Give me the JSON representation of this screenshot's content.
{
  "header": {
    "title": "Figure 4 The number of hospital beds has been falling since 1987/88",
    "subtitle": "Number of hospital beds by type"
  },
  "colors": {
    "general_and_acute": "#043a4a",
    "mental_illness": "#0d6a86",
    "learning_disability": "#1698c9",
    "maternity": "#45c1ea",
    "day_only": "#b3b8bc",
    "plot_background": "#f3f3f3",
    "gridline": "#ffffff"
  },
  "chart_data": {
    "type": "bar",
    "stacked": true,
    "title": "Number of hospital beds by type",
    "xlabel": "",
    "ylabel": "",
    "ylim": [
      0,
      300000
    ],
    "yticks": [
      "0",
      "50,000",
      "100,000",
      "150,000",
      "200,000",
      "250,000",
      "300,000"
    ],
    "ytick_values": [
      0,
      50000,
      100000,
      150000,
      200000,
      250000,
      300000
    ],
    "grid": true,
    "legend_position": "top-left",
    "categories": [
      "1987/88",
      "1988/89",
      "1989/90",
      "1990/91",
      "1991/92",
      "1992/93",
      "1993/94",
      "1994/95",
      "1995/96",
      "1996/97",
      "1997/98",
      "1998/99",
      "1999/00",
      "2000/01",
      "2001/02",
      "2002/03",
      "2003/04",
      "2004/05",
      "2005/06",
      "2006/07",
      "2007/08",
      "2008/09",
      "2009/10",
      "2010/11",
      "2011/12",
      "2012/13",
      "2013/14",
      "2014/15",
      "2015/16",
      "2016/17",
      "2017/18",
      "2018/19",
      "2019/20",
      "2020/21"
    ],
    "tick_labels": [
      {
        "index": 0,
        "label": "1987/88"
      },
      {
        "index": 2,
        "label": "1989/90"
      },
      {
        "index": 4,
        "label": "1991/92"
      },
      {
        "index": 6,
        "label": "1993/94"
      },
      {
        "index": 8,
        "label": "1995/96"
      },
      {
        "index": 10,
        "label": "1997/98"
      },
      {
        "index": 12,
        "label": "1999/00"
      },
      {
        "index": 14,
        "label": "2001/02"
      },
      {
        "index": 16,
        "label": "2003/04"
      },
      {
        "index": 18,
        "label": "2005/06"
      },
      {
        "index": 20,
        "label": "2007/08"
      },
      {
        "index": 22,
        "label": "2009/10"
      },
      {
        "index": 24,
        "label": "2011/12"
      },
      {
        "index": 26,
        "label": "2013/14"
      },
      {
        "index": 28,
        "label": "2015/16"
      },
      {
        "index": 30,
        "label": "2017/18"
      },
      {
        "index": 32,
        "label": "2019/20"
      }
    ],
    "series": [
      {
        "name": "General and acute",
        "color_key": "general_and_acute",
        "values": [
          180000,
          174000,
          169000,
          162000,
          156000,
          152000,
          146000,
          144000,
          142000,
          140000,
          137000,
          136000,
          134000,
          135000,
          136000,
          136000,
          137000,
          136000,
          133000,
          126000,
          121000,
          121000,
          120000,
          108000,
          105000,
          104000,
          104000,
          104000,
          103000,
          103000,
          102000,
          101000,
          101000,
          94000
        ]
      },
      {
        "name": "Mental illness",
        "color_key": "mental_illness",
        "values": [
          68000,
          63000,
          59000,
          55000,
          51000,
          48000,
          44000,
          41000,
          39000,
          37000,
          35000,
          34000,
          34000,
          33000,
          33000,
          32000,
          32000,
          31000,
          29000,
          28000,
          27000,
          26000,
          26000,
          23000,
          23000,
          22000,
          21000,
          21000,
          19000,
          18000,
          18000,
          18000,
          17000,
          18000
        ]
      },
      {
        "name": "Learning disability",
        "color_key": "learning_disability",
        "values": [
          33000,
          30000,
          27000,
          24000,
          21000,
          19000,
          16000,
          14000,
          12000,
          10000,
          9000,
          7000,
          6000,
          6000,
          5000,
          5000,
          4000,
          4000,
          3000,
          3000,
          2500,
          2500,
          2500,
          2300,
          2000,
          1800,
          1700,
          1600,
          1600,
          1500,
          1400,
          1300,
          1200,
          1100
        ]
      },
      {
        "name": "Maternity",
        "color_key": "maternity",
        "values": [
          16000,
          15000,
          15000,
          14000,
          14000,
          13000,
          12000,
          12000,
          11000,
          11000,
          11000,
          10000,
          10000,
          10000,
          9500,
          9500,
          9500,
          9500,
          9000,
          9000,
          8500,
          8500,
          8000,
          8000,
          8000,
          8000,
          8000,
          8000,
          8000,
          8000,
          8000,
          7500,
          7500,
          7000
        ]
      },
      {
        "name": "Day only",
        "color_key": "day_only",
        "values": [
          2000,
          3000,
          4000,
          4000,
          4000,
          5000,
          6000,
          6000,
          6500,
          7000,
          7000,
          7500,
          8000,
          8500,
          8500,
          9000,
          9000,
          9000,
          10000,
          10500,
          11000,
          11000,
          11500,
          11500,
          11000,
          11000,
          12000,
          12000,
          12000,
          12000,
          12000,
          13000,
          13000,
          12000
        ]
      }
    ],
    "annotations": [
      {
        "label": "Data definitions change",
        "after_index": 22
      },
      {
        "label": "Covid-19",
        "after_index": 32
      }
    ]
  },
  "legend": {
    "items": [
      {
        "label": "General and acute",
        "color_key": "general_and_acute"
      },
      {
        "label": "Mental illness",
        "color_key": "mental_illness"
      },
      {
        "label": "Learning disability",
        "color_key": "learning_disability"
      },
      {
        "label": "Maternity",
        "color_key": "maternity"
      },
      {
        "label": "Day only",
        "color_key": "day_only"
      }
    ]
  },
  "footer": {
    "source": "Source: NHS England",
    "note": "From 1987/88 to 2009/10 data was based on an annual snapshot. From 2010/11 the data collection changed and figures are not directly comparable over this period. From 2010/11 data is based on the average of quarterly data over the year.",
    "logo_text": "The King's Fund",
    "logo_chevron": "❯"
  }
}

━━━━━━━━━━━━━━━━━━━━━━━━━━━━━━

**PROBLEM DESCRIPTION**
Transcribe all entries exactly as they are given.

**RESPONSE TO THE EXERCISE**
Give me the JSON representation of this screenshot's content.
{
  "header": {
    "title": "Figure 4 The number of hospital beds has been falling since 1987/88",
    "subtitle": "Number of hospital beds by type"
  },
  "colors": {
    "general_and_acute": "#043a4a",
    "mental_illness": "#0d6a86",
    "learning_disability": "#1698c9",
    "maternity": "#45c1ea",
    "day_only": "#b3b8bc",
    "plot_background": "#f3f3f3",
    "gridline": "#ffffff"
  },
  "chart_data": {
    "type": "bar",
    "stacked": true,
    "title": "Number of hospital beds by type",
    "xlabel": "",
    "ylabel": "",
    "ylim": [
      0,
      300000
    ],
    "yticks": [
      "0",
      "50,000",
      "100,000",
      "150,000",
      "200,000",
      "250,000",
      "300,000"
    ],
    "ytick_values": [
      0,
      50000,
      100000,
      150000,
      200000,
      250000,
      300000
    ],
    "grid": true,
    "legend_position": "top-left",
    "categories": [
      "1987/88",
      "1988/89",
      "1989/90",
      "1990/91",
      "1991/92",
      "1992/93",
      "1993/94",
      "1994/95",
      "1995/96",
      "1996/97",
      "1997/98",
      "1998/99",
      "1999/00",
      "2000/01",
      "2001/02",
      "2002/03",
      "2003/04",
      "2004/05",
      "2005/06",
      "2006/07",
      "2007/08",
      "2008/09",
      "2009/10",
      "2010/11",
      "2011/12",
      "2012/13",
      "2013/14",
      "2014/15",
      "2015/16",
      "2016/17",
      "2017/18",
      "2018/19",
      "2019/20",
      "2020/21"
    ],
    "tick_labels": [
      {
        "index": 0,
        "label": "1987/88"
      },
      {
        "index": 2,
        "label": "1989/90"
      },
      {
        "index": 4,
        "label": "1991/92"
      },
      {
        "index": 6,
        "label": "1993/94"
      },
      {
        "index": 8,
        "label": "1995/96"
      },
      {
        "index": 10,
        "label": "1997/98"
      },
      {
        "index": 12,
        "label": "1999/00"
      },
      {
        "index": 14,
        "label": "2001/02"
      },
      {
        "index": 16,
        "label": "2003/04"
      },
      {
        "index": 18,
        "label": "2005/06"
      },
      {
        "index": 20,
        "label": "2007/08"
      },
      {
        "index": 22,
        "label": "2009/10"
      },
      {
        "index": 24,
        "label": "2011/12"
      },
      {
        "index": 26,
        "label": "2013/14"
      },
      {
        "index": 28,
        "label": "2015/16"
      },
      {
        "index": 30,
        "label": "2017/18"
      },
      {
        "index": 32,
        "label": "2019/20"
      }
    ],
    "series": [
      {
        "name": "General and acute",
        "color_key": "general_and_acute",
        "values": [
          180000,
          174000,
          169000,
          162000,
          156000,
          152000,
          146000,
          144000,
          142000,
          140000,
          137000,
          136000,
          134000,
          135000,
          136000,
          136000,
          137000,
          136000,
          133000,
          126000,
          121000,
          121000,
          120000,
          108000,
          105000,
          104000,
          104000,
          104000,
          103000,
          103000,
          102000,
          101000,
          101000,
          94000
        ]
      },
      {
        "name": "Mental illness",
        "color_key": "mental_illness",
        "values": [
          68000,
          63000,
          59000,
          55000,
          51000,
          48000,
          44000,
          41000,
          39000,
          37000,
          35000,
          34000,
          34000,
          33000,
          33000,
          32000,
          32000,
          31000,
          29000,
          28000,
          27000,
          26000,
          26000,
          23000,
          23000,
          22000,
          21000,
          21000,
          19000,
          18000,
          18000,
          18000,
          17000,
          18000
        ]
      },
      {
        "name": "Learning disability",
        "color_key": "learning_disability",
        "values": [
          33000,
          30000,
          27000,
          24000,
          21000,
          19000,
          16000,
          14000,
          12000,
          10000,
          9000,
          7000,
          6000,
          6000,
          5000,
          5000,
          4000,
          4000,
          3000,
          3000,
          2500,
          2500,
          2500,
          2300,
          2000,
          1800,
          1700,
          1600,
          1600,
          1500,
          1400,
          1300,
          1200,
          1100
        ]
      },
      {
        "name": "Maternity",
        "color_key": "maternity",
        "values": [
          16000,
          15000,
          15000,
          14000,
          14000,
          13000,
          12000,
          12000,
          11000,
          11000,
          11000,
          10000,
          10000,
          10000,
          9500,
          9500,
          9500,
          9500,
          9000,
          9000,
          8500,
          8500,
          8000,
          8000,
          8000,
          8000,
          8000,
          8000,
          8000,
          8000,
          8000,
          7500,
          7500,
          7000
        ]
      },
      {
        "name": "Day only",
        "color_key": "day_only",
        "values": [
          2000,
          3000,
          4000,
          4000,
          4000,
          5000,
          6000,
          6000,
          6500,
          7000,
          7000,
          7500,
          8000,
          8500,
          8500,
          9000,
          9000,
          9000,
          10000,
          10500,
          11000,
          11000,
          11500,
          11500,
          11000,
          11000,
          12000,
          12000,
          12000,
          12000,
          12000,
          13000,
          13000,
          12000
        ]
      }
    ],
    "annotations": [
      {
        "label": "Data definitions change",
        "after_index": 22
      },
      {
        "label": "Covid-19",
        "after_index": 32
      }
    ]
  },
  "legend": {
    "items": [
      {
        "label": "General and acute",
        "color_key": "general_and_acute"
      },
      {
        "label": "Mental illness",
        "color_key": "mental_illness"
      },
      {
        "label": "Learning disability",
        "color_key": "learning_disability"
      },
      {
        "label": "Maternity",
        "color_key": "maternity"
      },
      {
        "label": "Day only",
        "color_key": "day_only"
      }
    ]
  },
  "footer": {
    "source": "Source: NHS England",
    "note": "From 1987/88 to 2009/10 data was based on an annual snapshot. From 2010/11 the data collection changed and figures are not directly comparable over this period. From 2010/11 data is based on the average of quarterly data over the year.",
    "logo_text": "The King's Fund",
    "logo_chevron": "❯"
  }
}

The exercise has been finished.